Instruction: Pick out every line holding the string "Torkel" and copy it.

Source data:
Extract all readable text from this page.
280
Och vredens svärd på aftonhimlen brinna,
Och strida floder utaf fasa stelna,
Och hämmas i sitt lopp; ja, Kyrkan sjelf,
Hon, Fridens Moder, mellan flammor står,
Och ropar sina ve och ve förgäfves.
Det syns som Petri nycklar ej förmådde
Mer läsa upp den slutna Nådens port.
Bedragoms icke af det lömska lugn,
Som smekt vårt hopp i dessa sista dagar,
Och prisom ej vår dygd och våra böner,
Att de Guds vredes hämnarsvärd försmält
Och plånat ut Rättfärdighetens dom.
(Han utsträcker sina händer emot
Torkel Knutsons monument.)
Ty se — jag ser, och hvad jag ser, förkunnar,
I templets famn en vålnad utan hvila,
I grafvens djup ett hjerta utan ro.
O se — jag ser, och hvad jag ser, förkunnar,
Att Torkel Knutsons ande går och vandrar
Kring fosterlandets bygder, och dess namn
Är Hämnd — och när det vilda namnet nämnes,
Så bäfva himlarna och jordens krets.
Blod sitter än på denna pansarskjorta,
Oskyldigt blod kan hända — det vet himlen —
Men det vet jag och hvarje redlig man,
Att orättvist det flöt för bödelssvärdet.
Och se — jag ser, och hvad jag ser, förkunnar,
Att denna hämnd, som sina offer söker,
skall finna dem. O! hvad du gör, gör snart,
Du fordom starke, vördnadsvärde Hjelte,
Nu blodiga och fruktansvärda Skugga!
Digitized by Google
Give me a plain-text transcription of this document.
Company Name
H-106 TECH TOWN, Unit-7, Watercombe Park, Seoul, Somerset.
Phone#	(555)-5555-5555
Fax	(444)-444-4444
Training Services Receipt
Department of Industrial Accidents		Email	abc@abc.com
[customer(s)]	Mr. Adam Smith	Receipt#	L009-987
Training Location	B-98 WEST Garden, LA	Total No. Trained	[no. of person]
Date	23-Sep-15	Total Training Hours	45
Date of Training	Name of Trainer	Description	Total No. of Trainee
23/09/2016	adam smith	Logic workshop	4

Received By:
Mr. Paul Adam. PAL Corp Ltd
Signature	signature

The solution:
Torkel Knutsons monument.)
Att Torkel Knutsons ande går och vandrar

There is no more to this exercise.